Select every line below containing the word "Server".
— start of Listing —
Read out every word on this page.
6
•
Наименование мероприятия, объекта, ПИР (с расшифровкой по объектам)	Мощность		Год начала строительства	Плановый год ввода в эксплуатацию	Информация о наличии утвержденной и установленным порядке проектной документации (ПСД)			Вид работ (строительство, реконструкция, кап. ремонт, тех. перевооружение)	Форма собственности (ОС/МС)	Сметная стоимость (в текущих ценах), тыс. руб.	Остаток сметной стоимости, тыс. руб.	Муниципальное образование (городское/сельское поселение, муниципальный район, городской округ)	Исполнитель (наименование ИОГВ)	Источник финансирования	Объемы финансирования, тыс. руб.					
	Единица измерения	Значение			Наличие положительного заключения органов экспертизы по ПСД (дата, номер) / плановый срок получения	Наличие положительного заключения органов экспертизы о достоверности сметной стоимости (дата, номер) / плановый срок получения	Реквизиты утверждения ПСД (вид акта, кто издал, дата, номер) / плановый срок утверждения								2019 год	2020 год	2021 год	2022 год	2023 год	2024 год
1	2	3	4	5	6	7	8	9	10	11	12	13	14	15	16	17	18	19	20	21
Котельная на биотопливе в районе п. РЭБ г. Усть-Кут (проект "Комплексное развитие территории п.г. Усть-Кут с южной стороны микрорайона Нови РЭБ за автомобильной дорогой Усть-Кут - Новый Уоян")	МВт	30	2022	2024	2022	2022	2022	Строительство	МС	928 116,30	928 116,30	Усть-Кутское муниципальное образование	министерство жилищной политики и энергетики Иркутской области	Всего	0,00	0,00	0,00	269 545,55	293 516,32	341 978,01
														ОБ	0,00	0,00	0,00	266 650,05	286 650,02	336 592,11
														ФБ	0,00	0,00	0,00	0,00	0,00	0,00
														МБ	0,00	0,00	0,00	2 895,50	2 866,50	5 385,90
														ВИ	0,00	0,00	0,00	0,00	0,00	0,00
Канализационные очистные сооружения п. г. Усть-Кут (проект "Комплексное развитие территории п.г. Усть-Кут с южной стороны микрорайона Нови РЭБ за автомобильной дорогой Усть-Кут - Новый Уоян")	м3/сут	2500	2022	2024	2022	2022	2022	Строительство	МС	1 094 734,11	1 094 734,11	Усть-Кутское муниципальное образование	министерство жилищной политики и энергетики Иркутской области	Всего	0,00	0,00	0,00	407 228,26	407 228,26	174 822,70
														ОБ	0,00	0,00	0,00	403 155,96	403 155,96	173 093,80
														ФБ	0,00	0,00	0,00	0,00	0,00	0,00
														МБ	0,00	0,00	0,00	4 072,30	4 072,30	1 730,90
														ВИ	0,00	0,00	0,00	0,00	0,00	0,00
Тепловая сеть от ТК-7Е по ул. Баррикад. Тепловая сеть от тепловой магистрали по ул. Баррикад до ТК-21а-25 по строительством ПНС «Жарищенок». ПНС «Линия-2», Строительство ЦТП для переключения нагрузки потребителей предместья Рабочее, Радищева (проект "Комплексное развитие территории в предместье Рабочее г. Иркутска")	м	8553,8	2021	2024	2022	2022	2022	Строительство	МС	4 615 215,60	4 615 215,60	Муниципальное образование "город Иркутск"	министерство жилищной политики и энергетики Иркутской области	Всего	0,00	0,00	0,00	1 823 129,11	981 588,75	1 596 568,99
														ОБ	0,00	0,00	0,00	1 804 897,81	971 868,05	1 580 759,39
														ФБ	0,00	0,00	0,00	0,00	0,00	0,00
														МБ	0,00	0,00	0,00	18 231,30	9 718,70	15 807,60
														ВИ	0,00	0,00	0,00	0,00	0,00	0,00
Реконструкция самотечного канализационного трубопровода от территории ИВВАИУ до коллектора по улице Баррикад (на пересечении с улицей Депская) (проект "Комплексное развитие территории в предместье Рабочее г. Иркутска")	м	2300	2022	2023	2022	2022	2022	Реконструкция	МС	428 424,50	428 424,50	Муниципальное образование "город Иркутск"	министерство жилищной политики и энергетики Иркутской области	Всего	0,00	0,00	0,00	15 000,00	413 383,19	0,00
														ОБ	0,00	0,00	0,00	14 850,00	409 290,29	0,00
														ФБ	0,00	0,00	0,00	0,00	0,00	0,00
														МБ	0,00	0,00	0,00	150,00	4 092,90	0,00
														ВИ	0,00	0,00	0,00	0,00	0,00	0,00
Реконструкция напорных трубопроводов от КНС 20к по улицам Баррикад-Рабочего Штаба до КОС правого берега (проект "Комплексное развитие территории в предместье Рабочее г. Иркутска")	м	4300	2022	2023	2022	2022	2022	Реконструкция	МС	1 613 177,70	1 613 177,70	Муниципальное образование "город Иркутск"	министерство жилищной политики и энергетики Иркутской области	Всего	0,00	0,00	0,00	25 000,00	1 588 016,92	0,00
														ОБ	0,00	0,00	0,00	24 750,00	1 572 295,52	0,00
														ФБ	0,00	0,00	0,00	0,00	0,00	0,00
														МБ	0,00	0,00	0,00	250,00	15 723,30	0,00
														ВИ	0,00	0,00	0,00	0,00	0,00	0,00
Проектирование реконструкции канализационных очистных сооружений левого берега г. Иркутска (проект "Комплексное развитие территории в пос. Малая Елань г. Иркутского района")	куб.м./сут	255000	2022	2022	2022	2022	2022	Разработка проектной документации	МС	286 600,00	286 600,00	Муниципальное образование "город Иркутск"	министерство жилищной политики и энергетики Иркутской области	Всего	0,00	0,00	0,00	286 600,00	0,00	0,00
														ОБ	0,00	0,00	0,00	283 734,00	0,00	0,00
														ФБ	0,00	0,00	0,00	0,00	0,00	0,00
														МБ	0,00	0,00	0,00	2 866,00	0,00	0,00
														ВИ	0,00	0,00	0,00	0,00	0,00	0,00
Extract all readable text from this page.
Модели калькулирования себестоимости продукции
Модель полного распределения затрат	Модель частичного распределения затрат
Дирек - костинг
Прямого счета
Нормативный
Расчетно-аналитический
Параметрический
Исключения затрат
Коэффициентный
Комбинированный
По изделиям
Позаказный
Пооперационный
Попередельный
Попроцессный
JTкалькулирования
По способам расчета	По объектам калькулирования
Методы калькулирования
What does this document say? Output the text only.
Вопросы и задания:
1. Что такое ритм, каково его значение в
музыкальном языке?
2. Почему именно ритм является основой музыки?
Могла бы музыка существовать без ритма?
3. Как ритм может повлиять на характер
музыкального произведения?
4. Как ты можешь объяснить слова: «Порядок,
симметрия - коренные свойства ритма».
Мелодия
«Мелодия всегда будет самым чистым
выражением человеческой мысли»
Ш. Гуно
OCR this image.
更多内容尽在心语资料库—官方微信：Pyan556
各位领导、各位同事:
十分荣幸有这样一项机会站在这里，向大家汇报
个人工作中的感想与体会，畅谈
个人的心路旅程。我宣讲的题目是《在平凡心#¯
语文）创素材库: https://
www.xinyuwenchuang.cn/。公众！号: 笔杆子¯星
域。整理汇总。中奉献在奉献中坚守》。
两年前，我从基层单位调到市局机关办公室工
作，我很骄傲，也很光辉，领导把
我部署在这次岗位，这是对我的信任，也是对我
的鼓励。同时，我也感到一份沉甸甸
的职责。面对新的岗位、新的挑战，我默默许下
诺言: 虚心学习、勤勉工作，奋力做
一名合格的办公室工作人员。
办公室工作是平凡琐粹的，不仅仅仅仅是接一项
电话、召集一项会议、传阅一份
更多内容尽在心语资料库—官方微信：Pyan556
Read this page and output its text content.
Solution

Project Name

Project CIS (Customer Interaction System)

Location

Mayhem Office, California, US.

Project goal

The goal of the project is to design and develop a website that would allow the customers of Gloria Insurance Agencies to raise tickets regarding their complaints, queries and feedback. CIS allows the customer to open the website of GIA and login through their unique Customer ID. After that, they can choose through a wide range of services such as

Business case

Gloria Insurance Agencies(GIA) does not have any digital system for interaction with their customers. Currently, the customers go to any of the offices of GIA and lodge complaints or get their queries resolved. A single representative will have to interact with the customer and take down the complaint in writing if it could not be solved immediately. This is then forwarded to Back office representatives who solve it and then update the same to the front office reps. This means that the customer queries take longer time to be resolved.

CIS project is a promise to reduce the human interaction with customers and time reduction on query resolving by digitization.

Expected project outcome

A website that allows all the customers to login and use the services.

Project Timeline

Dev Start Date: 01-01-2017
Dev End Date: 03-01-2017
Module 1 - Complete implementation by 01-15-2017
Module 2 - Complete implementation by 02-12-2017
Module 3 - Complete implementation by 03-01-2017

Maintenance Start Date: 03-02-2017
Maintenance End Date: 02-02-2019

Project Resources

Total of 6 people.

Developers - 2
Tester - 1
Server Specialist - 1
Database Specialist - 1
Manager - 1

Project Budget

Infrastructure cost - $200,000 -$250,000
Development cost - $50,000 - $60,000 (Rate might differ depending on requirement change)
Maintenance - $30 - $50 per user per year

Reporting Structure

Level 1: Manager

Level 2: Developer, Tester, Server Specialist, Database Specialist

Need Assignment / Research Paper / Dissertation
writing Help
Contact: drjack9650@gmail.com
— end of Listing —
Reply
Server Specialist - 1
Level 2: Developer, Tester, Server Specialist, Database Specialist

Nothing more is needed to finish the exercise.